• _Dataset rows_:
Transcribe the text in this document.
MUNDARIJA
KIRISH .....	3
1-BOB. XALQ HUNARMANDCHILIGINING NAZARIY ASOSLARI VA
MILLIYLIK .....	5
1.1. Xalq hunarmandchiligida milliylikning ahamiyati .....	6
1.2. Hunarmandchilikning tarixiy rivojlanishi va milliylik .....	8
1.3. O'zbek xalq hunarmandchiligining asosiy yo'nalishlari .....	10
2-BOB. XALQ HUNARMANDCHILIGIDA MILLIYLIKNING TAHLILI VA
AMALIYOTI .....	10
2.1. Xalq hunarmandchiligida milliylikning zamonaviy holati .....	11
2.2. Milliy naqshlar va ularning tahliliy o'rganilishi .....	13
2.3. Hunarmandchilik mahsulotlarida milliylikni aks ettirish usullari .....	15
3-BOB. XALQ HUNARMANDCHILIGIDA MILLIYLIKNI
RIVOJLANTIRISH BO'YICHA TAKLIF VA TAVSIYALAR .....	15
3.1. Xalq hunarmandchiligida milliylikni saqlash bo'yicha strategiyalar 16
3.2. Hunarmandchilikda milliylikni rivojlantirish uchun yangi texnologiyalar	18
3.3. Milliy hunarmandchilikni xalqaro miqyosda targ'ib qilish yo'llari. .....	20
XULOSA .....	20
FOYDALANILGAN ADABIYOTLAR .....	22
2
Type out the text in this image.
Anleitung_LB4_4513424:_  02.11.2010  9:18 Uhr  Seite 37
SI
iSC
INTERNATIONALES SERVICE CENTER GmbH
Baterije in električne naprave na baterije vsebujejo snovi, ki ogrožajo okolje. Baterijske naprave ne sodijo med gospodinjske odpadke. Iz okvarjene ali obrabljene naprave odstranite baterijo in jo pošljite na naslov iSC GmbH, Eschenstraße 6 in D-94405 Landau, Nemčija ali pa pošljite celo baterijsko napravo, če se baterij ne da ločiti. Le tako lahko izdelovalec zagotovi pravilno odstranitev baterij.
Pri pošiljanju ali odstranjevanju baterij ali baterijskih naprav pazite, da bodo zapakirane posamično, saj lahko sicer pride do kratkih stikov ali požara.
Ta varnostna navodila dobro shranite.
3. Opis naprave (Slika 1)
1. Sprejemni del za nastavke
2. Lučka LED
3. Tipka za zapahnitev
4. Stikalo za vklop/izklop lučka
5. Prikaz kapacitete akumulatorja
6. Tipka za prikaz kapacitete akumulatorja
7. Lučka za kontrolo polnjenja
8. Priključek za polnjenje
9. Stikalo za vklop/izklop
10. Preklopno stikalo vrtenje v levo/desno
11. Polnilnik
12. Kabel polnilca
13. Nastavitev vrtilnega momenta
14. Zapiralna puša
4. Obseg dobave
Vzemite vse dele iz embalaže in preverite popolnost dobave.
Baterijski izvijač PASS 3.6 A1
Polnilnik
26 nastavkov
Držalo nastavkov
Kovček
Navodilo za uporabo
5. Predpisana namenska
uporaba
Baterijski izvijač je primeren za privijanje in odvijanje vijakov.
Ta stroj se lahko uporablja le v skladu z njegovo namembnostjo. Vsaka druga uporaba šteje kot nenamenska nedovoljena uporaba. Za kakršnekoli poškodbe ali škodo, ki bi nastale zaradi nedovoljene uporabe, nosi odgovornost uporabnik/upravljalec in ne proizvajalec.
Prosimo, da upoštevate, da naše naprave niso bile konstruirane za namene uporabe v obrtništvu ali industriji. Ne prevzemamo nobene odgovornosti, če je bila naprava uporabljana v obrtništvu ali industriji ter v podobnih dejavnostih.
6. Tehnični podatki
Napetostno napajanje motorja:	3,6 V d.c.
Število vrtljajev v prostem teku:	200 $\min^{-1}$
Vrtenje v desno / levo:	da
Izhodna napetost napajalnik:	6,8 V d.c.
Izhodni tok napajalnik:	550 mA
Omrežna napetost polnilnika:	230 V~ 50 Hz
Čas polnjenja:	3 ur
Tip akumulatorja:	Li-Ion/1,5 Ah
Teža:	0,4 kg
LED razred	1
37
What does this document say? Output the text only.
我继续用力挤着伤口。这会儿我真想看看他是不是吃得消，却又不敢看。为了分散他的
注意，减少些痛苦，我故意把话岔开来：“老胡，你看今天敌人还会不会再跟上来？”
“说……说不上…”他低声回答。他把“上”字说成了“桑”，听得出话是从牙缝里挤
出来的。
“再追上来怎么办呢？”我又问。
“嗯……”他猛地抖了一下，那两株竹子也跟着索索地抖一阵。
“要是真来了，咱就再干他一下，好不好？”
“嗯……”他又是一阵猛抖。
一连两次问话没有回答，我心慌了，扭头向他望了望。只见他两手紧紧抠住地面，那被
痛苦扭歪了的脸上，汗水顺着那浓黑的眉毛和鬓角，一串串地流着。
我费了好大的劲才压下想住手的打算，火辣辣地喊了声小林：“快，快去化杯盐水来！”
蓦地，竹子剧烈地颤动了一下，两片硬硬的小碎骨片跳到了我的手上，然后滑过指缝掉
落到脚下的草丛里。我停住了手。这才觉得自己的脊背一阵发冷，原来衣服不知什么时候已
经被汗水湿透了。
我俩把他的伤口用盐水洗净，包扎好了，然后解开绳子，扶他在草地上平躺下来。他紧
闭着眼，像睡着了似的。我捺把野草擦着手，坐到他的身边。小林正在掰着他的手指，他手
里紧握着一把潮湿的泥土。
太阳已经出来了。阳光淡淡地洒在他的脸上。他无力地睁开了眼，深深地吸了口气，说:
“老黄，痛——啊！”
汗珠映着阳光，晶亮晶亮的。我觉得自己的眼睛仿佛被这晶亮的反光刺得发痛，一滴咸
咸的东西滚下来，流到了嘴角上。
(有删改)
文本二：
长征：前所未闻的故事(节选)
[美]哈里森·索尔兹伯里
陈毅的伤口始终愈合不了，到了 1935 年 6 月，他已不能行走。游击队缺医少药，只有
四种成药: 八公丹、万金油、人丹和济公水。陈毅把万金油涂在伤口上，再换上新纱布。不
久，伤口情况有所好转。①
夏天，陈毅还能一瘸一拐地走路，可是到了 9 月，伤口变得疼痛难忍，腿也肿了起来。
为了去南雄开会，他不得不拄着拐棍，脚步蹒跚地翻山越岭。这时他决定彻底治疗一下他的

• _Directive_: List each line in the listing that contains the string "this".

• _In response_:
Transcribe the text in this document.
Type out the text in this image.
What does this document say? Output the text only.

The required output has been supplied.